Material to process
+ + + +

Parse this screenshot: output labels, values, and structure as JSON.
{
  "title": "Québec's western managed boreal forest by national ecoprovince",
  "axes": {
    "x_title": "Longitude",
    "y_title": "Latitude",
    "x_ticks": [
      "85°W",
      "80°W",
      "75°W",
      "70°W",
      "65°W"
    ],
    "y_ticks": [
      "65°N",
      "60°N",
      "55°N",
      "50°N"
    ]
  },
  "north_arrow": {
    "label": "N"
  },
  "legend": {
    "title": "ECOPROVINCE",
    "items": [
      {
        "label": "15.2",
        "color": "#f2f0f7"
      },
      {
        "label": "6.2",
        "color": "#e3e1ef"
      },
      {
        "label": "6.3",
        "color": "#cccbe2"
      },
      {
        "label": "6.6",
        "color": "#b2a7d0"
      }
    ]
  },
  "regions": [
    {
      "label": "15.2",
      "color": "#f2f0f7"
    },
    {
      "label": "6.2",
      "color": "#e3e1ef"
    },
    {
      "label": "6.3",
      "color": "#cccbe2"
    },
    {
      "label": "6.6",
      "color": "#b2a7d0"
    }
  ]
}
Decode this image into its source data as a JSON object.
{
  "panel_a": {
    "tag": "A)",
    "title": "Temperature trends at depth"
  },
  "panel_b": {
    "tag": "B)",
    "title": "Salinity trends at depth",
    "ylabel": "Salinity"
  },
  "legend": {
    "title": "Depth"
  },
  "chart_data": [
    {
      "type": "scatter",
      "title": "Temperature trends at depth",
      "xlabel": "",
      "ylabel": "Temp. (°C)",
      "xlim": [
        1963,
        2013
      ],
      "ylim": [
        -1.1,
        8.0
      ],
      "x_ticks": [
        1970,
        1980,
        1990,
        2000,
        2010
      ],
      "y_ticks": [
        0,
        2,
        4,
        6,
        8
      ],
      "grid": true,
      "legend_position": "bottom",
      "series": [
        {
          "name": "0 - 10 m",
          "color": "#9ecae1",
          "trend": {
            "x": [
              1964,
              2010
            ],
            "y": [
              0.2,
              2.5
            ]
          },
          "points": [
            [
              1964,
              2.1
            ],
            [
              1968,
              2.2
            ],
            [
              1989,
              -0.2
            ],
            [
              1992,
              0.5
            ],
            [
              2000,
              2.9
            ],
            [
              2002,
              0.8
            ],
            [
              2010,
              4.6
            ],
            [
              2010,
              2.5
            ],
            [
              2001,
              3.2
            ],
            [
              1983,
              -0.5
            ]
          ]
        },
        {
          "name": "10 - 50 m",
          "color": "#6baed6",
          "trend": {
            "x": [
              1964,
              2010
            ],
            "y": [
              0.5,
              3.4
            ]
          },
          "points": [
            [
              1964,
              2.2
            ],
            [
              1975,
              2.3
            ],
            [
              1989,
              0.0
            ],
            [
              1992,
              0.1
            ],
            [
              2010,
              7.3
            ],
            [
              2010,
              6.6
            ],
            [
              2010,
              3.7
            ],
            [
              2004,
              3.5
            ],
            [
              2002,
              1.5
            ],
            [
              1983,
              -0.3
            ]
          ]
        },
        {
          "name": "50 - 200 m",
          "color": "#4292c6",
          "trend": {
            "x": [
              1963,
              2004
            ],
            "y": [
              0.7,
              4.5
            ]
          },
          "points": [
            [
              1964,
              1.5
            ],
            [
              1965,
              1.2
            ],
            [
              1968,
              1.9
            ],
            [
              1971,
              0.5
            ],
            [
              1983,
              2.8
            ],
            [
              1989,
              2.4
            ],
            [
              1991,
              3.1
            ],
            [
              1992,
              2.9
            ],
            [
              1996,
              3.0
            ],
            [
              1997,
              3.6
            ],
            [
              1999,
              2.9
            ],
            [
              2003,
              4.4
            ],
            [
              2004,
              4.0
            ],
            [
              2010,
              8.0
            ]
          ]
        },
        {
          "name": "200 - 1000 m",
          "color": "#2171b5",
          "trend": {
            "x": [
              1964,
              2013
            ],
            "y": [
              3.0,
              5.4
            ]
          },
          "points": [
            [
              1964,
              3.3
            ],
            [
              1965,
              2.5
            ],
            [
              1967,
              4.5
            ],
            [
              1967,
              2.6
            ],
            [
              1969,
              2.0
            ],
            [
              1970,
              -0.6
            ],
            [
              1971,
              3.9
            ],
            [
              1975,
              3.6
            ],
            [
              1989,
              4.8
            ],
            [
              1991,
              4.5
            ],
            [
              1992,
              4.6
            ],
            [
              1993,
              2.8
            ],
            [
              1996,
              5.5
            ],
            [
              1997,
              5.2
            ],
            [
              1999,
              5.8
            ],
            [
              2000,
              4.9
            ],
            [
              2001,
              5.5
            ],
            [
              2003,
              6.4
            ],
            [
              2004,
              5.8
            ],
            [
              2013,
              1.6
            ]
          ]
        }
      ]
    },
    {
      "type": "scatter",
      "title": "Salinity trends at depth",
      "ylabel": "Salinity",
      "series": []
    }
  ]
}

+ + + +

Aim of the exercise
Return all of the data exactly as it reads.

Solution for this exercise
Parse this screenshot: output labels, values, and structure as JSON.
{
  "title": "Québec's western managed boreal forest by national ecoprovince",
  "axes": {
    "x_title": "Longitude",
    "y_title": "Latitude",
    "x_ticks": [
      "85°W",
      "80°W",
      "75°W",
      "70°W",
      "65°W"
    ],
    "y_ticks": [
      "65°N",
      "60°N",
      "55°N",
      "50°N"
    ]
  },
  "north_arrow": {
    "label": "N"
  },
  "legend": {
    "title": "ECOPROVINCE",
    "items": [
      {
        "label": "15.2",
        "color": "#f2f0f7"
      },
      {
        "label": "6.2",
        "color": "#e3e1ef"
      },
      {
        "label": "6.3",
        "color": "#cccbe2"
      },
      {
        "label": "6.6",
        "color": "#b2a7d0"
      }
    ]
  },
  "regions": [
    {
      "label": "15.2",
      "color": "#f2f0f7"
    },
    {
      "label": "6.2",
      "color": "#e3e1ef"
    },
    {
      "label": "6.3",
      "color": "#cccbe2"
    },
    {
      "label": "6.6",
      "color": "#b2a7d0"
    }
  ]
}
Decode this image into its source data as a JSON object.
{
  "panel_a": {
    "tag": "A)",
    "title": "Temperature trends at depth"
  },
  "panel_b": {
    "tag": "B)",
    "title": "Salinity trends at depth",
    "ylabel": "Salinity"
  },
  "legend": {
    "title": "Depth"
  },
  "chart_data": [
    {
      "type": "scatter",
      "title": "Temperature trends at depth",
      "xlabel": "",
      "ylabel": "Temp. (°C)",
      "xlim": [
        1963,
        2013
      ],
      "ylim": [
        -1.1,
        8.0
      ],
      "x_ticks": [
        1970,
        1980,
        1990,
        2000,
        2010
      ],
      "y_ticks": [
        0,
        2,
        4,
        6,
        8
      ],
      "grid": true,
      "legend_position": "bottom",
      "series": [
        {
          "name": "0 - 10 m",
          "color": "#9ecae1",
          "trend": {
            "x": [
              1964,
              2010
            ],
            "y": [
              0.2,
              2.5
            ]
          },
          "points": [
            [
              1964,
              2.1
            ],
            [
              1968,
              2.2
            ],
            [
              1989,
              -0.2
            ],
            [
              1992,
              0.5
            ],
            [
              2000,
              2.9
            ],
            [
              2002,
              0.8
            ],
            [
              2010,
              4.6
            ],
            [
              2010,
              2.5
            ],
            [
              2001,
              3.2
            ],
            [
              1983,
              -0.5
            ]
          ]
        },
        {
          "name": "10 - 50 m",
          "color": "#6baed6",
          "trend": {
            "x": [
              1964,
              2010
            ],
            "y": [
              0.5,
              3.4
            ]
          },
          "points": [
            [
              1964,
              2.2
            ],
            [
              1975,
              2.3
            ],
            [
              1989,
              0.0
            ],
            [
              1992,
              0.1
            ],
            [
              2010,
              7.3
            ],
            [
              2010,
              6.6
            ],
            [
              2010,
              3.7
            ],
            [
              2004,
              3.5
            ],
            [
              2002,
              1.5
            ],
            [
              1983,
              -0.3
            ]
          ]
        },
        {
          "name": "50 - 200 m",
          "color": "#4292c6",
          "trend": {
            "x": [
              1963,
              2004
            ],
            "y": [
              0.7,
              4.5
            ]
          },
          "points": [
            [
              1964,
              1.5
            ],
            [
              1965,
              1.2
            ],
            [
              1968,
              1.9
            ],
            [
              1971,
              0.5
            ],
            [
              1983,
              2.8
            ],
            [
              1989,
              2.4
            ],
            [
              1991,
              3.1
            ],
            [
              1992,
              2.9
            ],
            [
              1996,
              3.0
            ],
            [
              1997,
              3.6
            ],
            [
              1999,
              2.9
            ],
            [
              2003,
              4.4
            ],
            [
              2004,
              4.0
            ],
            [
              2010,
              8.0
            ]
          ]
        },
        {
          "name": "200 - 1000 m",
          "color": "#2171b5",
          "trend": {
            "x": [
              1964,
              2013
            ],
            "y": [
              3.0,
              5.4
            ]
          },
          "points": [
            [
              1964,
              3.3
            ],
            [
              1965,
              2.5
            ],
            [
              1967,
              4.5
            ],
            [
              1967,
              2.6
            ],
            [
              1969,
              2.0
            ],
            [
              1970,
              -0.6
            ],
            [
              1971,
              3.9
            ],
            [
              1975,
              3.6
            ],
            [
              1989,
              4.8
            ],
            [
              1991,
              4.5
            ],
            [
              1992,
              4.6
            ],
            [
              1993,
              2.8
            ],
            [
              1996,
              5.5
            ],
            [
              1997,
              5.2
            ],
            [
              1999,
              5.8
            ],
            [
              2000,
              4.9
            ],
            [
              2001,
              5.5
            ],
            [
              2003,
              6.4
            ],
            [
              2004,
              5.8
            ],
            [
              2013,
              1.6
            ]
          ]
        }
      ]
    },
    {
      "type": "scatter",
      "title": "Salinity trends at depth",
      "ylabel": "Salinity",
      "series": []
    }
  ]
}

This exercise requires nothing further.